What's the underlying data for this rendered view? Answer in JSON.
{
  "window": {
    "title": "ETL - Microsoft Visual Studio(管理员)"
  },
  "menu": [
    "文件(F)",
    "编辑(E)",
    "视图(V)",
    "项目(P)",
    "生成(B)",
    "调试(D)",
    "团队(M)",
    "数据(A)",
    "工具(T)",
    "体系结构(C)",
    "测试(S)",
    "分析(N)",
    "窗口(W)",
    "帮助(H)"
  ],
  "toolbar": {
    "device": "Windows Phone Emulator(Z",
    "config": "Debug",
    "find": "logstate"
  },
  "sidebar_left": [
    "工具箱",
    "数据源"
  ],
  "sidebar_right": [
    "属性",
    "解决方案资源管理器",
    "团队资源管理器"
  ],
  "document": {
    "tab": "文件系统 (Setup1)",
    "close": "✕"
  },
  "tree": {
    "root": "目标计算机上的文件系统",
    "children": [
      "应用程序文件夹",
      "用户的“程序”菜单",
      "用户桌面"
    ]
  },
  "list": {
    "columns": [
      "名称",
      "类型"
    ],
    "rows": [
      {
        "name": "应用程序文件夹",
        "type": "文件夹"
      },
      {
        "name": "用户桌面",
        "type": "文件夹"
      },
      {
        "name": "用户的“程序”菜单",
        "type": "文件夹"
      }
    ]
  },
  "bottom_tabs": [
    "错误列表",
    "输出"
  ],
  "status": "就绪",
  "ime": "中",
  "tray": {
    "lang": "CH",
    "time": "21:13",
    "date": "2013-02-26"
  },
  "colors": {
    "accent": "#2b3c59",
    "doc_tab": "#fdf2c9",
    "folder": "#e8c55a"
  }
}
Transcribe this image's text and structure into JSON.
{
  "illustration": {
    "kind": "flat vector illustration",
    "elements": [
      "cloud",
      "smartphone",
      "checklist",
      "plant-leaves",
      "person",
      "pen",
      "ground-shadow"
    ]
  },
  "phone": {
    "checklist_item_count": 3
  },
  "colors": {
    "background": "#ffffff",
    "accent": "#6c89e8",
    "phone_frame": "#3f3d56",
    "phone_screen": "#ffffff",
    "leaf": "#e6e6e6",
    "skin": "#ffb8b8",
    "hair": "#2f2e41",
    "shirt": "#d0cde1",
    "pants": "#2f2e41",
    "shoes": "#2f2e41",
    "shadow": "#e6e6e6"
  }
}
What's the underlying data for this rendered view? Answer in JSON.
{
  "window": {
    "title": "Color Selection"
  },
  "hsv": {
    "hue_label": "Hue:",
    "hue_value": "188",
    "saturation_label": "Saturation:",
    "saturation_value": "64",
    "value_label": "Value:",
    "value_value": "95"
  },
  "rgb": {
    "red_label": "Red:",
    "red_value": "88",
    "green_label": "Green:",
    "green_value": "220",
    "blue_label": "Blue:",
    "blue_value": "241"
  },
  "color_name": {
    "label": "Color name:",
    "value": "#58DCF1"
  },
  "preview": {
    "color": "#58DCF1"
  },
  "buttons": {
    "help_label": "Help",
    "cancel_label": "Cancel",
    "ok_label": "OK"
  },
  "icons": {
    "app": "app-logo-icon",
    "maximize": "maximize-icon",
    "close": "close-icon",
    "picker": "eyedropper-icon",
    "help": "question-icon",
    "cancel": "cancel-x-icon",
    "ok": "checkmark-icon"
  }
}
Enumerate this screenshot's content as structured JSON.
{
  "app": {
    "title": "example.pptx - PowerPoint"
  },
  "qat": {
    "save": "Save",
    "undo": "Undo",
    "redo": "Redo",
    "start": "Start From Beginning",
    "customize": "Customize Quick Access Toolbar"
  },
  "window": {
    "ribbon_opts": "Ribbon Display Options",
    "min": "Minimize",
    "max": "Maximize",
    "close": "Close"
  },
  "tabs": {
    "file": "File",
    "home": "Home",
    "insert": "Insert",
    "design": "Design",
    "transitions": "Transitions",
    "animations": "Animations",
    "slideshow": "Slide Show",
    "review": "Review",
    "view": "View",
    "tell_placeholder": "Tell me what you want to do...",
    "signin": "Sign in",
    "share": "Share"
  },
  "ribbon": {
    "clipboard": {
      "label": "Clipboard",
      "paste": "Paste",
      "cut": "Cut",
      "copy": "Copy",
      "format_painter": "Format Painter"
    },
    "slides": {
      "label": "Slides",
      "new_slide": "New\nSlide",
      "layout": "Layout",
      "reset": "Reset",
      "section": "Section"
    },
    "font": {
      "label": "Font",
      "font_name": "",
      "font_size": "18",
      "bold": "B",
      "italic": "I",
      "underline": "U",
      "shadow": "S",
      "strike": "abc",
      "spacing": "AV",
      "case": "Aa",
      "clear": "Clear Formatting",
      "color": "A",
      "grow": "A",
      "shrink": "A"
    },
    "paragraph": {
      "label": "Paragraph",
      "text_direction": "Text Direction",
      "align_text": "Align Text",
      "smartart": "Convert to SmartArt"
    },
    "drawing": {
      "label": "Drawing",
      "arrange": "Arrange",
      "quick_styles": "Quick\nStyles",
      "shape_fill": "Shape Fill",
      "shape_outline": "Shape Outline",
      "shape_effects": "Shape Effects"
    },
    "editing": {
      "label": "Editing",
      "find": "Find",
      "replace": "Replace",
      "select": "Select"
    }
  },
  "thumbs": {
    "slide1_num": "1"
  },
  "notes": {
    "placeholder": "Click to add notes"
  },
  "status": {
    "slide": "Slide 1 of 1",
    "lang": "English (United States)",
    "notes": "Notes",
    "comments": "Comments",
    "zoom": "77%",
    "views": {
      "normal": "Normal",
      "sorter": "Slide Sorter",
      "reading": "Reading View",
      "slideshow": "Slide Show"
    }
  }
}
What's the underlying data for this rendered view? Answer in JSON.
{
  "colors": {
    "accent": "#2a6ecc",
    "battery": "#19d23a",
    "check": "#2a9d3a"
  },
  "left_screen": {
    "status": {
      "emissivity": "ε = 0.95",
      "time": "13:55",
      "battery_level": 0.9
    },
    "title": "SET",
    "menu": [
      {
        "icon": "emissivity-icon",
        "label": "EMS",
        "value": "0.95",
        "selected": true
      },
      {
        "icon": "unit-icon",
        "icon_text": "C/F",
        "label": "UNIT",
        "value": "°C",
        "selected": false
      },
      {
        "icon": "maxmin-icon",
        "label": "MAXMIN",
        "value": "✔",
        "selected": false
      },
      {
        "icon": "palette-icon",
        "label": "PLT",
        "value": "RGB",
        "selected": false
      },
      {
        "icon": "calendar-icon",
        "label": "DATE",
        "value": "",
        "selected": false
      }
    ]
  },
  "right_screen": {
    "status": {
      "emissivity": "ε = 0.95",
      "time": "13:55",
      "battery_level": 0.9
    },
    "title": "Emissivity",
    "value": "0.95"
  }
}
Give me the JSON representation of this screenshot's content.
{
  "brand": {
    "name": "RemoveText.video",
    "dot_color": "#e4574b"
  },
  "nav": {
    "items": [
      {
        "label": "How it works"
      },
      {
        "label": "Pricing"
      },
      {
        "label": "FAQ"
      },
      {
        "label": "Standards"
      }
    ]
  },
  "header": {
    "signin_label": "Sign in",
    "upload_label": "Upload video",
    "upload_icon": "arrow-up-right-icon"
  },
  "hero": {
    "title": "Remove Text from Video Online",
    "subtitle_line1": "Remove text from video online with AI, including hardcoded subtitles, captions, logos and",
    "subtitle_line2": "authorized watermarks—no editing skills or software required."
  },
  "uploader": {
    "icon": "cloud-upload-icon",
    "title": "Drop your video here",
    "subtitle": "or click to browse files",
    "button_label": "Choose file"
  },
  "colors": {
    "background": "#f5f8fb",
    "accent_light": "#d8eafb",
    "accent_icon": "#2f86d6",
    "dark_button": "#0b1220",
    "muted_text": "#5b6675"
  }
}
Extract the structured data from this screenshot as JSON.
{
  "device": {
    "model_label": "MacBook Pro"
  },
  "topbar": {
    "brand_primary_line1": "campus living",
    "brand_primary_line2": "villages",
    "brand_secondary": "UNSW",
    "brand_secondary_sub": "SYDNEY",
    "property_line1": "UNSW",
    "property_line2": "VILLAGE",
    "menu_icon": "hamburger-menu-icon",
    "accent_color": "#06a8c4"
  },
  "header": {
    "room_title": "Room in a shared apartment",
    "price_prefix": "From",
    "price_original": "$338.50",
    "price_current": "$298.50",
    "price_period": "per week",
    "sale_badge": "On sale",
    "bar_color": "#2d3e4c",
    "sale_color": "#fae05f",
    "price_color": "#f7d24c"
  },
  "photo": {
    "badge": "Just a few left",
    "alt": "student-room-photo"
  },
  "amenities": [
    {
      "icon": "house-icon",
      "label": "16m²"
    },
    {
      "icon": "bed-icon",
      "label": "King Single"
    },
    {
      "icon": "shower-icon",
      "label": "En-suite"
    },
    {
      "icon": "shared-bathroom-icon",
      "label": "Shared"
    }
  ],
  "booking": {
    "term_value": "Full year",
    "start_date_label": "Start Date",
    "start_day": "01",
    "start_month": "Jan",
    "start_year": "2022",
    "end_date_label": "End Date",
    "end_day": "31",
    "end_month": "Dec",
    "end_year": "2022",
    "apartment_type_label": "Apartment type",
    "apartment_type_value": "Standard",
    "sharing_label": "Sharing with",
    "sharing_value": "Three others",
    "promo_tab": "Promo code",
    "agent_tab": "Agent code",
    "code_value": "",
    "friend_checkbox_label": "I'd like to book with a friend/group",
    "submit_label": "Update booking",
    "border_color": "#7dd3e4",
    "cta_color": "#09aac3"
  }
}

===============

Each line above that includes "notes" should be shown.

* **Task solution**:
  "notes": {
    "placeholder": "Click to add notes"
    "notes": "Notes",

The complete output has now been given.